What you need to do: Quote verbatim the lines of the material from the line containing "Patent image size: (1007, 1023)." through the line containing "The feeder link 116 is at (688, 347).", with both ends included.

Listing:
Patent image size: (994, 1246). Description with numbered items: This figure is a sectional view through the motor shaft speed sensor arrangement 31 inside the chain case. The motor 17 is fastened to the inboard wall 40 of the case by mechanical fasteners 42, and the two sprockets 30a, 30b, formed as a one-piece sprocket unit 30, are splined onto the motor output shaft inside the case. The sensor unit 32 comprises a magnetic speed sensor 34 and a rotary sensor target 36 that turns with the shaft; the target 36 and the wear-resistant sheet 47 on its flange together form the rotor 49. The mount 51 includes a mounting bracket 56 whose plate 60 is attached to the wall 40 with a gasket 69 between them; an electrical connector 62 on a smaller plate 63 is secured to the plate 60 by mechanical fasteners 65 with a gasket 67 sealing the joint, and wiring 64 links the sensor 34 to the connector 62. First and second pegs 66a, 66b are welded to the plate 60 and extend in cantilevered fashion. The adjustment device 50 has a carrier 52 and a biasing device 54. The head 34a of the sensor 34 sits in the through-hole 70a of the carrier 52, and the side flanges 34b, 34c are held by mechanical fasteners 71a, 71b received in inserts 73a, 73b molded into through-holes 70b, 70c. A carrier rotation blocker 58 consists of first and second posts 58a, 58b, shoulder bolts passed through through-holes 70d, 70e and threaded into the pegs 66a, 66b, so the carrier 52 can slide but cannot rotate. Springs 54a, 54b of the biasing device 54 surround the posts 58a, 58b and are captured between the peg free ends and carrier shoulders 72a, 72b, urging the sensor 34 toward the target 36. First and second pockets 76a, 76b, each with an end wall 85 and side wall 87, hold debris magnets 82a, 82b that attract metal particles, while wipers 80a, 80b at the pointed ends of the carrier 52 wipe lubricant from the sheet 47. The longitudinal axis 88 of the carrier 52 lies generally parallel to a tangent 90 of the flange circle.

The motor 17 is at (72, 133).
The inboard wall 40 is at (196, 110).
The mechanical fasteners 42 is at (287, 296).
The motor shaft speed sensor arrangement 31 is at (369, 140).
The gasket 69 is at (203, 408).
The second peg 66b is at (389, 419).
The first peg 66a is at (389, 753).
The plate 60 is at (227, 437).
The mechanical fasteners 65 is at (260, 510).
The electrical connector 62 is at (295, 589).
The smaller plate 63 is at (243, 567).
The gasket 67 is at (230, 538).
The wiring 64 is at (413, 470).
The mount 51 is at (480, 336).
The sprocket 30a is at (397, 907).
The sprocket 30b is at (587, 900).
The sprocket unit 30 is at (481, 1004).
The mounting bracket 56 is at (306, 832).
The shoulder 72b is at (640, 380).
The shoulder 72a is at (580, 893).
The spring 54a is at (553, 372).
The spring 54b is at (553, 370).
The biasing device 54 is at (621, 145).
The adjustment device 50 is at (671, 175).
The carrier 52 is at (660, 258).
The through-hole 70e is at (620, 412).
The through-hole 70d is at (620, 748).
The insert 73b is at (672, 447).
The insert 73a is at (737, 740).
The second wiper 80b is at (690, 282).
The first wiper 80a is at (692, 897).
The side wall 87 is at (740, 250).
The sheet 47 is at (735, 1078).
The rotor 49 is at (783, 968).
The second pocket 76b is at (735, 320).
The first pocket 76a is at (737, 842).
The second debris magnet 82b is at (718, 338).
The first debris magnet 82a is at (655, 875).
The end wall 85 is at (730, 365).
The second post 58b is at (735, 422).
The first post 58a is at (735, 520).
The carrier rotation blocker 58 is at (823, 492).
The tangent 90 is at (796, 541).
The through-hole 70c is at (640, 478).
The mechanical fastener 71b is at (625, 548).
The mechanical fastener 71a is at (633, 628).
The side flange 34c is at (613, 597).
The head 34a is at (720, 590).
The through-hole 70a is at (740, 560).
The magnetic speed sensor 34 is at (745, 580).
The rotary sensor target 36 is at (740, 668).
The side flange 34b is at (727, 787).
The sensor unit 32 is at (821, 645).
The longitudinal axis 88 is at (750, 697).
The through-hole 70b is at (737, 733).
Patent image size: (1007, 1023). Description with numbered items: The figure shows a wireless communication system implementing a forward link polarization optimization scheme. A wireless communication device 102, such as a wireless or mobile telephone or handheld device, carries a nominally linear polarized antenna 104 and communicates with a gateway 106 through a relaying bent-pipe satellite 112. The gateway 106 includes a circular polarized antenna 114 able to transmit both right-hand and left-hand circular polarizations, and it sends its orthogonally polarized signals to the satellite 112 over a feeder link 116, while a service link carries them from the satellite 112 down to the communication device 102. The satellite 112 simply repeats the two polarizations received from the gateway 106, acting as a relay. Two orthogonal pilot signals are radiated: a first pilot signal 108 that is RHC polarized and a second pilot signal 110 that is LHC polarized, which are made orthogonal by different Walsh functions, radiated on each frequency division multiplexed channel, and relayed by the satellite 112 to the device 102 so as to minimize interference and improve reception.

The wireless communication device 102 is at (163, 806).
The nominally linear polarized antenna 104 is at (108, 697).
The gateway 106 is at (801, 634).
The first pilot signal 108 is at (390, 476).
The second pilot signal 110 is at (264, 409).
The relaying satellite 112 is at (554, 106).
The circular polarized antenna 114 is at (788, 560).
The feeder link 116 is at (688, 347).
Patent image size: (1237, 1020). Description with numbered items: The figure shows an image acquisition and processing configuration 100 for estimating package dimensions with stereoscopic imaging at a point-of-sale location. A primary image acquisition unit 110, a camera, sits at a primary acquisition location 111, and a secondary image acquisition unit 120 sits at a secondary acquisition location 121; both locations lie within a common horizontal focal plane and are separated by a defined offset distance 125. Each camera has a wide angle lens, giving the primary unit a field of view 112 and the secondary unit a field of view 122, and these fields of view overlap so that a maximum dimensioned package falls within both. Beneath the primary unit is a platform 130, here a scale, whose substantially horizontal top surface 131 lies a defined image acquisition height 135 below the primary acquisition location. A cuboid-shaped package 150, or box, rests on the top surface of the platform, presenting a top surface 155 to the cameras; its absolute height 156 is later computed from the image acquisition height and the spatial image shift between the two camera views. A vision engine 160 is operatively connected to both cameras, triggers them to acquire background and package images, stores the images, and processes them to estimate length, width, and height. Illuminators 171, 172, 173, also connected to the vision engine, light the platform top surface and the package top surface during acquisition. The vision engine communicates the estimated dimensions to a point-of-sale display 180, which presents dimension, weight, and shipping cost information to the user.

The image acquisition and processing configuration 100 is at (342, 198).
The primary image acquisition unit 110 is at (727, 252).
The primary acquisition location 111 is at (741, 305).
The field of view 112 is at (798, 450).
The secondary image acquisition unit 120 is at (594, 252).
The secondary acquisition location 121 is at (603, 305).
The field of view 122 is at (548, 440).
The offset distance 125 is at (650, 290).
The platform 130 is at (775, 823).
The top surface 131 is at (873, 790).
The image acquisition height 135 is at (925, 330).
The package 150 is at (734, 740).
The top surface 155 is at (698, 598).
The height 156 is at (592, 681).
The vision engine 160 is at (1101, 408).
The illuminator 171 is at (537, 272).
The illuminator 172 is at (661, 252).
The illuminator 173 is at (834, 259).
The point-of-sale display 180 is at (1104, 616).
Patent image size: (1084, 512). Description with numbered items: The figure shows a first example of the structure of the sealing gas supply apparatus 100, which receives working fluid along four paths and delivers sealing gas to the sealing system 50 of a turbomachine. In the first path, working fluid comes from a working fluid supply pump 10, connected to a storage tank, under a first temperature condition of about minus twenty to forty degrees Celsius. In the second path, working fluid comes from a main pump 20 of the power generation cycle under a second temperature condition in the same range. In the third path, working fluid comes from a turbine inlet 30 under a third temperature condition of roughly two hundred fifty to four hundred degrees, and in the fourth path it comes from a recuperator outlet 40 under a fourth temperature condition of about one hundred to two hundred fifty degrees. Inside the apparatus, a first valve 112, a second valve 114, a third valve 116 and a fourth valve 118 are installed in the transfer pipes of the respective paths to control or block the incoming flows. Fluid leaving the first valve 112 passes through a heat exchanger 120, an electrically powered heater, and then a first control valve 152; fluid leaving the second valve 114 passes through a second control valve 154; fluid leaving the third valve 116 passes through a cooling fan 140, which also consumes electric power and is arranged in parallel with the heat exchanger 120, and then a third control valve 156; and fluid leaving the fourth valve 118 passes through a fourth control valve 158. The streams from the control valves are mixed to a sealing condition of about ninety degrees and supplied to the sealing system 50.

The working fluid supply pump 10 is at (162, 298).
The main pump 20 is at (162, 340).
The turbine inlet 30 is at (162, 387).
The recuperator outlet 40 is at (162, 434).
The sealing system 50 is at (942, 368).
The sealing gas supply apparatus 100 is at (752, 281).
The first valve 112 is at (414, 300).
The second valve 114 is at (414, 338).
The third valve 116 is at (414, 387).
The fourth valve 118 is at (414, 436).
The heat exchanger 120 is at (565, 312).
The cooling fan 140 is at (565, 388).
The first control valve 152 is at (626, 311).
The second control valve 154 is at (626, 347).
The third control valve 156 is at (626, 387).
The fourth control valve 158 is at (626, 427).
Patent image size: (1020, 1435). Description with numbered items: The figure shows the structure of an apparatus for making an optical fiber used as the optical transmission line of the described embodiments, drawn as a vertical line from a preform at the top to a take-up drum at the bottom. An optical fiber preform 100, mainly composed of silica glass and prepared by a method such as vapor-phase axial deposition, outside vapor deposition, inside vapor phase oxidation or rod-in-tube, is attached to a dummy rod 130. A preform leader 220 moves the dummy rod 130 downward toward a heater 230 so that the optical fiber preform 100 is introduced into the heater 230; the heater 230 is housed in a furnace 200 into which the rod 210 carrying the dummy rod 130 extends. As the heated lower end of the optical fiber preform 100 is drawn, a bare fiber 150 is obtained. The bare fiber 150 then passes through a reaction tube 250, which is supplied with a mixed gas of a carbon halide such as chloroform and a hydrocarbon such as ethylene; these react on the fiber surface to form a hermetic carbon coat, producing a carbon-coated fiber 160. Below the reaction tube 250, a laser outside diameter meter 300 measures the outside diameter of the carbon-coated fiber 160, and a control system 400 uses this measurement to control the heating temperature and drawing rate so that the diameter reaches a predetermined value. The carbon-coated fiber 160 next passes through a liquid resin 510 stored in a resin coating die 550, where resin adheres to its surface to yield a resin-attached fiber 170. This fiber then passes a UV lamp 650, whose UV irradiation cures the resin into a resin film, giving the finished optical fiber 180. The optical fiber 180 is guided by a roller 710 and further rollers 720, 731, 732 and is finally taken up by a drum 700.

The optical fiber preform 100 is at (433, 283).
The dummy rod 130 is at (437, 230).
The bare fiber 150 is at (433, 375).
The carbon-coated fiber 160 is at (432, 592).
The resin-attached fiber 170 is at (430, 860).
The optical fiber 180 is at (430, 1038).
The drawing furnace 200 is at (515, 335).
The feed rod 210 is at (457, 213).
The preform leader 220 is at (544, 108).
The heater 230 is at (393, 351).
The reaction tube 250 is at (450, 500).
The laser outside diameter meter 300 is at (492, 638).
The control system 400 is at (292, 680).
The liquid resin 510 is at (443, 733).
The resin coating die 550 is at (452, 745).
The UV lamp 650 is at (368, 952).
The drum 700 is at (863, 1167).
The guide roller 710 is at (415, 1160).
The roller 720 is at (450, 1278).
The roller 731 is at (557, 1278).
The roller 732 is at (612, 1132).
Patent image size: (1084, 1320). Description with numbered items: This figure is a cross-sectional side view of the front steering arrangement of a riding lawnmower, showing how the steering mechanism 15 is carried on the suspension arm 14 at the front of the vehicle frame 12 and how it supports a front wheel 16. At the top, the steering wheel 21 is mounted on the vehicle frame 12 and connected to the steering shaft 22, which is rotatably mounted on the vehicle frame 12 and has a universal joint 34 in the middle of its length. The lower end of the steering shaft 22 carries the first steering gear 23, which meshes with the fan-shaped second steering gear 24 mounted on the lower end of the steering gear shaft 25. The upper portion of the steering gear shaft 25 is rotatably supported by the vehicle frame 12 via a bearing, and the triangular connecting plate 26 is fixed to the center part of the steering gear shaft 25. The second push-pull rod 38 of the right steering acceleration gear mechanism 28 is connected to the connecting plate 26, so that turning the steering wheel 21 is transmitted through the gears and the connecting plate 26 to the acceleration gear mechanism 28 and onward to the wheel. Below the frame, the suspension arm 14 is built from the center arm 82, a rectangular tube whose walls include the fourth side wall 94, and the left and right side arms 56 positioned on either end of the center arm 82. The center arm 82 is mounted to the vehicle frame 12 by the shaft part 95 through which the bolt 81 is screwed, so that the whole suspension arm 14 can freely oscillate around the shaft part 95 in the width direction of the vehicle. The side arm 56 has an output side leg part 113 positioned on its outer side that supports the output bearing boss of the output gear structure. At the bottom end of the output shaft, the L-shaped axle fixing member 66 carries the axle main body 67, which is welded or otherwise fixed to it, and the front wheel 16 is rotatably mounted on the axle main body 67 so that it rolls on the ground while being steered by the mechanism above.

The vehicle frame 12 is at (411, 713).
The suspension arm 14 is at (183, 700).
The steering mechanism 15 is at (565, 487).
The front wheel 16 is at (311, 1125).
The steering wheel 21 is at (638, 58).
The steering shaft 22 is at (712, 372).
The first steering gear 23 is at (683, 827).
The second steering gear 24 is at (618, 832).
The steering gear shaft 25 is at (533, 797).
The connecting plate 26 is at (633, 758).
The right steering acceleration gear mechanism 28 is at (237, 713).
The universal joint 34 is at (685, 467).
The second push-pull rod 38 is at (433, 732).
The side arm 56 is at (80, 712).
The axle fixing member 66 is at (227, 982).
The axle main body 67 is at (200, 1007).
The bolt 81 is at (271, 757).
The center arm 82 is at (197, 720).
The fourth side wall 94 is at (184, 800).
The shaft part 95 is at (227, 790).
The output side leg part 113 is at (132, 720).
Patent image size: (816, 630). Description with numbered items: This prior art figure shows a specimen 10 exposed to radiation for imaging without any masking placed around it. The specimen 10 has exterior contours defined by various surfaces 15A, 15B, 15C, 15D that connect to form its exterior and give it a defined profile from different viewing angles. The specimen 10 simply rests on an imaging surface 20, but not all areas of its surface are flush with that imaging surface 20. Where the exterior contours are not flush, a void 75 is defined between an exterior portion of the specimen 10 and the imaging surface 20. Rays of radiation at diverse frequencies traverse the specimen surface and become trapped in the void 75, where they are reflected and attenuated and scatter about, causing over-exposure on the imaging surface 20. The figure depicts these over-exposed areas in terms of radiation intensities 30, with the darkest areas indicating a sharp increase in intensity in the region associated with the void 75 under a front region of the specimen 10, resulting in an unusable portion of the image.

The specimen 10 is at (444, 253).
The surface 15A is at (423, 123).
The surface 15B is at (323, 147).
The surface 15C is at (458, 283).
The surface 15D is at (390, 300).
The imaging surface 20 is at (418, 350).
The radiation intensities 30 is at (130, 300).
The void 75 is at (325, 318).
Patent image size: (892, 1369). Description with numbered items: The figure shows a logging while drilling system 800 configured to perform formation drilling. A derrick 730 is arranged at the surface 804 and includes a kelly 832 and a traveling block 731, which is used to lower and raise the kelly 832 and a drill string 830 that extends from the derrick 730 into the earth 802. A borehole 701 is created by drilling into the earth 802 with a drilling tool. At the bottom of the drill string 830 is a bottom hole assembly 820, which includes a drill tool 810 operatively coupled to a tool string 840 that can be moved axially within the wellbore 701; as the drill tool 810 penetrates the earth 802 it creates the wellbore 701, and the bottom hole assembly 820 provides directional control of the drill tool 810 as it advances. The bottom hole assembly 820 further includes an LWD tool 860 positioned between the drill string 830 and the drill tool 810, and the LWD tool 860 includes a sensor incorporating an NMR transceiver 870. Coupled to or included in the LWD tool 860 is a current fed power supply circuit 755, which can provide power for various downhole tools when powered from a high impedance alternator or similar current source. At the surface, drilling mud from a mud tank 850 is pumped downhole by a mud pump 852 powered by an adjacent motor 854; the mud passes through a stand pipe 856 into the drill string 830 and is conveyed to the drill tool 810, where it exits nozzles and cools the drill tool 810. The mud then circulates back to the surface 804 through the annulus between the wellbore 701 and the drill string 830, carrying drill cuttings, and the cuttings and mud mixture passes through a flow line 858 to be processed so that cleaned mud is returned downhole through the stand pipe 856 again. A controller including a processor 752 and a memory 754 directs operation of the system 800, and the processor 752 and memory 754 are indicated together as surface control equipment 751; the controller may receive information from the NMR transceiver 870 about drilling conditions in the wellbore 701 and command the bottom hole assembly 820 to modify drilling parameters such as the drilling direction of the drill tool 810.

Full output:
Patent image size: (1007, 1023). Description with numbered items: The figure shows a wireless communication system implementing a forward link polarization optimization scheme. A wireless communication device 102, such as a wireless or mobile telephone or handheld device, carries a nominally linear polarized antenna 104 and communicates with a gateway 106 through a relaying bent-pipe satellite 112. The gateway 106 includes a circular polarized antenna 114 able to transmit both right-hand and left-hand circular polarizations, and it sends its orthogonally polarized signals to the satellite 112 over a feeder link 116, while a service link carries them from the satellite 112 down to the communication device 102. The satellite 112 simply repeats the two polarizations received from the gateway 106, acting as a relay. Two orthogonal pilot signals are radiated: a first pilot signal 108 that is RHC polarized and a second pilot signal 110 that is LHC polarized, which are made orthogonal by different Walsh functions, radiated on each frequency division multiplexed channel, and relayed by the satellite 112 to the device 102 so as to minimize interference and improve reception.

The wireless communication device 102 is at (163, 806).
The nominally linear polarized antenna 104 is at (108, 697).
The gateway 106 is at (801, 634).
The first pilot signal 108 is at (390, 476).
The second pilot signal 110 is at (264, 409).
The relaying satellite 112 is at (554, 106).
The circular polarized antenna 114 is at (788, 560).
The feeder link 116 is at (688, 347).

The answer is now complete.